* [REQUIREMENT]: Copy each line of the material below that includes the string "true".
═════ GIVEN DATA ═════
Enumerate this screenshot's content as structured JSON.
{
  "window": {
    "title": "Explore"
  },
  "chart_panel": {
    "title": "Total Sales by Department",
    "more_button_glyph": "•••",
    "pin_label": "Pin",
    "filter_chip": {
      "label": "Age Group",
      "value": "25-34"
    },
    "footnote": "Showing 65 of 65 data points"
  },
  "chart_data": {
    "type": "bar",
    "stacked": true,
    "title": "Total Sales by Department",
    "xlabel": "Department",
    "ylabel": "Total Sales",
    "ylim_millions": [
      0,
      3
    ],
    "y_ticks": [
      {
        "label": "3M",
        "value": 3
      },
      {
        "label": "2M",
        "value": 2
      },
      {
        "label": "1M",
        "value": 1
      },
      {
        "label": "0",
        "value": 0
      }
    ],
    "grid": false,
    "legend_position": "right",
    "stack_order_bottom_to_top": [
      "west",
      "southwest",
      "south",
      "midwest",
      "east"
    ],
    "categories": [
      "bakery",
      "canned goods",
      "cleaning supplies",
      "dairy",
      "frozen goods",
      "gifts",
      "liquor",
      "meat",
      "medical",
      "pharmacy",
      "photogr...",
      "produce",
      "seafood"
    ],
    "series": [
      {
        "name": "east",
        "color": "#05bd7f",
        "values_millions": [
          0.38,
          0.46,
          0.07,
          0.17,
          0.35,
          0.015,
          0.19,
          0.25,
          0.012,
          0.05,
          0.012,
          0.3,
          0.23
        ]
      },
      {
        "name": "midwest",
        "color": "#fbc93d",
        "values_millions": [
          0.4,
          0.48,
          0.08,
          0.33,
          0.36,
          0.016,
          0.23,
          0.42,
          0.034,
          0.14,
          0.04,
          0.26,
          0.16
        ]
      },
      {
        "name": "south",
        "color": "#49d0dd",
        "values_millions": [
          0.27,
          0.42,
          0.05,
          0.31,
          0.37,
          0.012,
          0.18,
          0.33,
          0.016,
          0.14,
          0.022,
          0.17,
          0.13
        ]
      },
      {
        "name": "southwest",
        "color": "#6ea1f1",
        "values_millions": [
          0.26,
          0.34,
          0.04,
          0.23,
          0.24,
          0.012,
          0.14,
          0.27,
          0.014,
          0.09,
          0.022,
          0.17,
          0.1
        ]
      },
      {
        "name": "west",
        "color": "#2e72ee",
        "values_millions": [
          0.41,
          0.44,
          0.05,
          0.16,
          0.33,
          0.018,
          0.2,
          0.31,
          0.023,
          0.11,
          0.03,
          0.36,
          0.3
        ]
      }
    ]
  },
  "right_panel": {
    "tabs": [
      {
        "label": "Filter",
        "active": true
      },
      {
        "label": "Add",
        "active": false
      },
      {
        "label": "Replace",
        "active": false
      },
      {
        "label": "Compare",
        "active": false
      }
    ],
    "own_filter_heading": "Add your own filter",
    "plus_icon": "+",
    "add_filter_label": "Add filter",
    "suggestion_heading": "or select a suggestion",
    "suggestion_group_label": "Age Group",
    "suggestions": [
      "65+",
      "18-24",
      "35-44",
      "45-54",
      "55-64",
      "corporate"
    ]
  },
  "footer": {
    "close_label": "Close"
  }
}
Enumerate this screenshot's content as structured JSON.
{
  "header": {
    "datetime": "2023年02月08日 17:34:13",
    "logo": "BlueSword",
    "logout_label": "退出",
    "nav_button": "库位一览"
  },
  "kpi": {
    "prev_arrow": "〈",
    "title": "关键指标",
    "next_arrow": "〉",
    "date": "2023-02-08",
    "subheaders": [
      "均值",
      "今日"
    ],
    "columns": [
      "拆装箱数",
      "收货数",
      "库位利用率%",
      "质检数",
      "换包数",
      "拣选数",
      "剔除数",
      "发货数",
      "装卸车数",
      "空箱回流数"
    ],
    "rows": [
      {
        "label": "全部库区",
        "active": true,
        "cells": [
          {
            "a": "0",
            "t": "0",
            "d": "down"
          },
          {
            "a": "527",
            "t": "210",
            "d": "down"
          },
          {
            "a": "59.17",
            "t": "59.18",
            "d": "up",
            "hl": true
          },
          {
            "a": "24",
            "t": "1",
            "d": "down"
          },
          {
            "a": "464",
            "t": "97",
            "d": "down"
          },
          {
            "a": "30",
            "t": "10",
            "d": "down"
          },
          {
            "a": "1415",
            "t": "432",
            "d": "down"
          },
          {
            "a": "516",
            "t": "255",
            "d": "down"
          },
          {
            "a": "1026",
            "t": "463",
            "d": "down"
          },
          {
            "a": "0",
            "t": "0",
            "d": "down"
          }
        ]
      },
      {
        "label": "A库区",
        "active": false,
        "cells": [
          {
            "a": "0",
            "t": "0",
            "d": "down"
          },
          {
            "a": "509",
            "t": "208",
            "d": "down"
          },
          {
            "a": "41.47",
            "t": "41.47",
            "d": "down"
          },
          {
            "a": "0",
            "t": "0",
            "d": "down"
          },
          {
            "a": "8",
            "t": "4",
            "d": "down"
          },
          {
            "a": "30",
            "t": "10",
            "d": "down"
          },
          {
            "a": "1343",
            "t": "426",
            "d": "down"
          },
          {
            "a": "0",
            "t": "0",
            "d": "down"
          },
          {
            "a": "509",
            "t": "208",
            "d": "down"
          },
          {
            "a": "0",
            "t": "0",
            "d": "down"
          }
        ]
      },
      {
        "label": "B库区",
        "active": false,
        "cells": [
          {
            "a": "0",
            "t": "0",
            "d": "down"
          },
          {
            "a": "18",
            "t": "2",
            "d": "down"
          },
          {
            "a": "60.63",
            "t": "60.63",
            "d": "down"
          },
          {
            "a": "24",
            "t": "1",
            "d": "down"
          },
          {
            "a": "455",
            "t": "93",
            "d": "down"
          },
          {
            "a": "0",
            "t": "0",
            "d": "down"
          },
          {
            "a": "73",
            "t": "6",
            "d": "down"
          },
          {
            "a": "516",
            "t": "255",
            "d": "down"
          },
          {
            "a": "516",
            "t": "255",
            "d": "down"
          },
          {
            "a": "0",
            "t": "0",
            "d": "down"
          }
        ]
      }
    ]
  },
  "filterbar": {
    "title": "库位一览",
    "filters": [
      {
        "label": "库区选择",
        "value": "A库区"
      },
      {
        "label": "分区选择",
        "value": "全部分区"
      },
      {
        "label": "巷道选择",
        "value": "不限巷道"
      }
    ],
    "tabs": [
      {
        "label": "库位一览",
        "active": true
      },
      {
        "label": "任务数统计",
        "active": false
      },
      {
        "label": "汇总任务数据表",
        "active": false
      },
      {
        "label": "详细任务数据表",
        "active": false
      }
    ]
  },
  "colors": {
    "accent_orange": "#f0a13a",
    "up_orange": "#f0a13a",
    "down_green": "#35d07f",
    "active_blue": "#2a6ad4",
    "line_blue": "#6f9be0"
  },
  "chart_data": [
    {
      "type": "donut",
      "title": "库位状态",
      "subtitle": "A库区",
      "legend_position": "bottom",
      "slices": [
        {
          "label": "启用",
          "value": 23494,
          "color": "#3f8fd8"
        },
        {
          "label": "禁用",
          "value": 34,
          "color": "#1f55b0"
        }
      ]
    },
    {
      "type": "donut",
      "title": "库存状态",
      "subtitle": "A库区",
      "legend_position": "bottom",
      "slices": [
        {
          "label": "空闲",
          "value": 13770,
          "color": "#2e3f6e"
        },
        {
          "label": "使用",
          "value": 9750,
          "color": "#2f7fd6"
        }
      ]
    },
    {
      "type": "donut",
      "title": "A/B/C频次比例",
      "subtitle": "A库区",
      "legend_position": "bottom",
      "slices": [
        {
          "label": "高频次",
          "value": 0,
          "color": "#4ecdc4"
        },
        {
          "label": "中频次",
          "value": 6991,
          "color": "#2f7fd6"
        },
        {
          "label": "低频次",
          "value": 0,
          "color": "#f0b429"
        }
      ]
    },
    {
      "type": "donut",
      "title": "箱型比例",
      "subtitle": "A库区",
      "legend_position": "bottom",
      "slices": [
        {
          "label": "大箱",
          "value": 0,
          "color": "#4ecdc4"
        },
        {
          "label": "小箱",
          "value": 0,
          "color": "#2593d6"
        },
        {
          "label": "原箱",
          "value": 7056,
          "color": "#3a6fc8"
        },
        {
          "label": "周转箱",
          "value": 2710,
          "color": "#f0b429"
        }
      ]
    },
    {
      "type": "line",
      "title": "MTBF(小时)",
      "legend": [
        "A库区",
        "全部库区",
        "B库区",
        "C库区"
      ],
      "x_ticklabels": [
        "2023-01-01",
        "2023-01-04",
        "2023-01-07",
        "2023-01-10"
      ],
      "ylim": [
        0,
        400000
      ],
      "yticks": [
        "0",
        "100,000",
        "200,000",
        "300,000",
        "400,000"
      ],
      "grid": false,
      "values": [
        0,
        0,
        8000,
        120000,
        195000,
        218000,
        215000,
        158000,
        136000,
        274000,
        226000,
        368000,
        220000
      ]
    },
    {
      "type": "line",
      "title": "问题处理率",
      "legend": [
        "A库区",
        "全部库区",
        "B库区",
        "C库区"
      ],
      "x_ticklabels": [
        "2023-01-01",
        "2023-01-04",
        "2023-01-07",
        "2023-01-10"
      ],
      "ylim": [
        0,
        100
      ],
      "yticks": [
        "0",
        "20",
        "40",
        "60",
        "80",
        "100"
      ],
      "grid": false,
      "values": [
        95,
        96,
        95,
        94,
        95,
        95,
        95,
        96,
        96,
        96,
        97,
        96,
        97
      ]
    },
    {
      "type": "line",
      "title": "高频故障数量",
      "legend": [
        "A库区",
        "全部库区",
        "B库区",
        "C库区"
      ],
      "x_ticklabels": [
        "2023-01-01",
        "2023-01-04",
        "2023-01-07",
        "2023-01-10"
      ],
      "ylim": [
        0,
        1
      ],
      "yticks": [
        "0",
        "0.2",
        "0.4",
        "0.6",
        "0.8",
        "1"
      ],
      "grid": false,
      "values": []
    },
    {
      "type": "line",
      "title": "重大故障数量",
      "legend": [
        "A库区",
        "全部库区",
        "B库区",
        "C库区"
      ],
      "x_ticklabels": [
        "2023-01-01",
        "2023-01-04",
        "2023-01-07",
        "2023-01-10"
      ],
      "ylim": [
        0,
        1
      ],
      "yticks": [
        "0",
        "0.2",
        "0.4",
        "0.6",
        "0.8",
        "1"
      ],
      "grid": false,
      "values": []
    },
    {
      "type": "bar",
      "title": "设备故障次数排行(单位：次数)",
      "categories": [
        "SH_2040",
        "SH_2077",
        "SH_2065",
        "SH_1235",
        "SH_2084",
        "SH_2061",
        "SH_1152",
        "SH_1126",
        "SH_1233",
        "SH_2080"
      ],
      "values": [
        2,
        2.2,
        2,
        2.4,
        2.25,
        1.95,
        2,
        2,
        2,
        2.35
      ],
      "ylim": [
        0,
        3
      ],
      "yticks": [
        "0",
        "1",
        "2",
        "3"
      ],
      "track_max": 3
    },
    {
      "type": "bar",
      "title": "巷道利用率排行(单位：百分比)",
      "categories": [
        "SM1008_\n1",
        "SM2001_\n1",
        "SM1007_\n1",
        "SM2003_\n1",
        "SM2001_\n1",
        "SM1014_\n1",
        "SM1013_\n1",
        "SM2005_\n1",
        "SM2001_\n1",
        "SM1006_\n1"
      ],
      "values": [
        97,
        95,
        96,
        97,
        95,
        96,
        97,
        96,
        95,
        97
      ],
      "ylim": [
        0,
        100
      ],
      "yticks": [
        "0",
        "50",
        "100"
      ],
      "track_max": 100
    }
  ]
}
═════
* [RESULT FOR THIS TASK]:
    "stacked": true,
        "active": true
        "active": true,
            "hl": true
        "active": true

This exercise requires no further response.